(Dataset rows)
━━━━
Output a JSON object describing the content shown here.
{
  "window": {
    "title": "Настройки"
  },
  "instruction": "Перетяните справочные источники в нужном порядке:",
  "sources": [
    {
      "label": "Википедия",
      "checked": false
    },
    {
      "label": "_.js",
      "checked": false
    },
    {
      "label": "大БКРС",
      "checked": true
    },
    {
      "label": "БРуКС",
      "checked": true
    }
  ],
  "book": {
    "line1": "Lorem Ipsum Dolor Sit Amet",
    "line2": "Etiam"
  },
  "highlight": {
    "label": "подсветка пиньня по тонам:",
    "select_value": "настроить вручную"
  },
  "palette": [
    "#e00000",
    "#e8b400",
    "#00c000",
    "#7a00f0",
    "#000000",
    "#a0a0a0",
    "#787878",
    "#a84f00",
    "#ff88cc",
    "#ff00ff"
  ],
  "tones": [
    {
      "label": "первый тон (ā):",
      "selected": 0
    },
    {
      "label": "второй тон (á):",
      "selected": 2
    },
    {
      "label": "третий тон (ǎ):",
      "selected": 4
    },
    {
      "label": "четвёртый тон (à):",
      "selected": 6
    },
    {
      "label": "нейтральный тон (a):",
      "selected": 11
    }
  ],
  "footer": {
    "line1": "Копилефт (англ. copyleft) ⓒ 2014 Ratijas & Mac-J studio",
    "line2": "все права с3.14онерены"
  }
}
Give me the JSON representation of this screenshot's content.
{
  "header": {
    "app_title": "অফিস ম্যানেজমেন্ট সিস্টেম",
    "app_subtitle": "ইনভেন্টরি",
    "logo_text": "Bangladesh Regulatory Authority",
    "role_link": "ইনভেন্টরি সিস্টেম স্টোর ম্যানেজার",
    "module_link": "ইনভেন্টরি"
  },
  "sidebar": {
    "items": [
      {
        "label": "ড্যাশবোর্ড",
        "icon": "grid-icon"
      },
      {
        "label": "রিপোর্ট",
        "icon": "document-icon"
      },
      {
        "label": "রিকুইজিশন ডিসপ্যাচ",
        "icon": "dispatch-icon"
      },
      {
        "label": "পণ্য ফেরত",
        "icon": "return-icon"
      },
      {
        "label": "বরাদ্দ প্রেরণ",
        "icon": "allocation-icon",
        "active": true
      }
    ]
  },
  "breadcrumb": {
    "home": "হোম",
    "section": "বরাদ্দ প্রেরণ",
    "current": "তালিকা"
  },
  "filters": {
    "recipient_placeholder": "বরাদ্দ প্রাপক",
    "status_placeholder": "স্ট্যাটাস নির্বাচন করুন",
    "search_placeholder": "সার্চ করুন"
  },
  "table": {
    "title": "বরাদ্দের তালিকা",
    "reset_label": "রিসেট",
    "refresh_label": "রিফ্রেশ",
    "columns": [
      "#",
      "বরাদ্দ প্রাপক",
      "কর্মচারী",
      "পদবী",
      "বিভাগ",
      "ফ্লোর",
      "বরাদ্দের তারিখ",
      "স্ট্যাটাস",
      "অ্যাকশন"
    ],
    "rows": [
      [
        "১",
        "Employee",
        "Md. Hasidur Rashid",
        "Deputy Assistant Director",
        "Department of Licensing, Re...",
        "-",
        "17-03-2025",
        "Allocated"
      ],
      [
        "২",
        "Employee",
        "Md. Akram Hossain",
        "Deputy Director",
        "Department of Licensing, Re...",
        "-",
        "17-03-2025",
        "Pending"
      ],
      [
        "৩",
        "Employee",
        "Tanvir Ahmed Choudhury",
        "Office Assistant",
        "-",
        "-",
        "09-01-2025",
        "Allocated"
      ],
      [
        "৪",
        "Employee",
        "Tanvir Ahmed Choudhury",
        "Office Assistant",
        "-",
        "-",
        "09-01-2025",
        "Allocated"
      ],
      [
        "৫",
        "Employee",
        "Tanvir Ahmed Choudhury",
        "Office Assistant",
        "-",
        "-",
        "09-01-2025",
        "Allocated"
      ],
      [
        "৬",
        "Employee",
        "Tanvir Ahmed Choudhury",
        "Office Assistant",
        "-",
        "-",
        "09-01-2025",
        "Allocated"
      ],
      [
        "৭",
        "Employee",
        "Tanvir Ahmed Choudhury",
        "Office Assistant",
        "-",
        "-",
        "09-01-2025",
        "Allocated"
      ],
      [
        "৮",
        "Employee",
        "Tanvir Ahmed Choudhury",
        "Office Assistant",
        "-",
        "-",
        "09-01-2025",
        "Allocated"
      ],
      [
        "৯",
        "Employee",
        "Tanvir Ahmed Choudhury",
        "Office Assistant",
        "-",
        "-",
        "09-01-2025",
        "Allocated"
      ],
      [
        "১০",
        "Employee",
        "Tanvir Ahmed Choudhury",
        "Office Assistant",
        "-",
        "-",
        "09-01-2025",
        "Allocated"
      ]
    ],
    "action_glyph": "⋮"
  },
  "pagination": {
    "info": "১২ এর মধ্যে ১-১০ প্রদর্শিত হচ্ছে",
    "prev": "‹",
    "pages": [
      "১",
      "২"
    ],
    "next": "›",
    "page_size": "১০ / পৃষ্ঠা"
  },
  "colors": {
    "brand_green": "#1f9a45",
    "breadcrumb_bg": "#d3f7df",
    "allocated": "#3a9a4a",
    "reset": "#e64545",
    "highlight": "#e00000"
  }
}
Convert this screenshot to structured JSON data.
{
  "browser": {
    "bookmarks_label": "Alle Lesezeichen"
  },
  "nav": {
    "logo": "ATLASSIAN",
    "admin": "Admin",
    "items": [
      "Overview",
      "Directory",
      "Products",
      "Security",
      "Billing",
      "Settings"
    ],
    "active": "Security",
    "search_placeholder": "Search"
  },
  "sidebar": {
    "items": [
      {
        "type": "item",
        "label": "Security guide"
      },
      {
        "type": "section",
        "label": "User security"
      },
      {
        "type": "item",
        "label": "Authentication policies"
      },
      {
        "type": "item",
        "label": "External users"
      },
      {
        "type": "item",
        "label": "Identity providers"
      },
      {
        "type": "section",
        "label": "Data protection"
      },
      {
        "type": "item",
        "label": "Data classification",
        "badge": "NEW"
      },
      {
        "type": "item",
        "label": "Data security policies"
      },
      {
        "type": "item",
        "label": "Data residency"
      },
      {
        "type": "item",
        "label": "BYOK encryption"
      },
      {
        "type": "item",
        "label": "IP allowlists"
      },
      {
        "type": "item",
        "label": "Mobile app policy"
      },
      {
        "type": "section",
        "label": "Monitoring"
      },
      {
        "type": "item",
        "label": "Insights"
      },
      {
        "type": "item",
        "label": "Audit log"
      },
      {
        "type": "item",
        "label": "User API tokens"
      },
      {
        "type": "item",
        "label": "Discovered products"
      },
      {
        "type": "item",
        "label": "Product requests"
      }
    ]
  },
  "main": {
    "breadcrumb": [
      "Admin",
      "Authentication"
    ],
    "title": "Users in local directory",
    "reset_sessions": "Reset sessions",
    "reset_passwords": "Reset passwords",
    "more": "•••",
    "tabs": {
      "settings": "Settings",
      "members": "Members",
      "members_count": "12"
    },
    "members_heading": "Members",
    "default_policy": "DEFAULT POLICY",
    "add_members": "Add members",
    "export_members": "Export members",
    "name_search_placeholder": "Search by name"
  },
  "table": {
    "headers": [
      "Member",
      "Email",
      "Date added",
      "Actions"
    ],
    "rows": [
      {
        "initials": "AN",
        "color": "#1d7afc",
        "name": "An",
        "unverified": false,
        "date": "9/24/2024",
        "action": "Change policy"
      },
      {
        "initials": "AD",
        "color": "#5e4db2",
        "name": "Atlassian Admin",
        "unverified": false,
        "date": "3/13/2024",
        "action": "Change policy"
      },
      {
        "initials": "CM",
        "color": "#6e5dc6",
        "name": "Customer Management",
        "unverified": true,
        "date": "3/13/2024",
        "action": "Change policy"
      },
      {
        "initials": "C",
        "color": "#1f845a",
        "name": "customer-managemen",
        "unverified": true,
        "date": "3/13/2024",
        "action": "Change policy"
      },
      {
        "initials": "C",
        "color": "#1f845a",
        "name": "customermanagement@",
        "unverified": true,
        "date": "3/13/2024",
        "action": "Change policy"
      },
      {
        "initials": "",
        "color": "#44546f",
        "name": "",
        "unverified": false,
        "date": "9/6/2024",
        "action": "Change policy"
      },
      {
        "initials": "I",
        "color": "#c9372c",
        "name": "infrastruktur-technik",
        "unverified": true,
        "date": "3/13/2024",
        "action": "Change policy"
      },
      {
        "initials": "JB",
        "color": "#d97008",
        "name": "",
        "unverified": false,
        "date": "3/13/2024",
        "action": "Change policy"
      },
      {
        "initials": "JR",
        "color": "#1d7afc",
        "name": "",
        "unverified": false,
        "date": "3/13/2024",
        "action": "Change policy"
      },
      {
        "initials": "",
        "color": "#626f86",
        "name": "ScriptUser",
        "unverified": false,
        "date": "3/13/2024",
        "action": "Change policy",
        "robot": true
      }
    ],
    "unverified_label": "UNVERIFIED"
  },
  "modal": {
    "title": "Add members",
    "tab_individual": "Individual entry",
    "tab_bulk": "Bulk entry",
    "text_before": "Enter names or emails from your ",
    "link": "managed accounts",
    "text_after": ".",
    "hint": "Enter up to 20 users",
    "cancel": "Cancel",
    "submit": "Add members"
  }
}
━━━━
Direction: Using the listing, collect all lines in which the string "this" is found.

Finished exercise:
Give me the JSON representation of this screenshot's content.
Convert this screenshot to structured JSON data.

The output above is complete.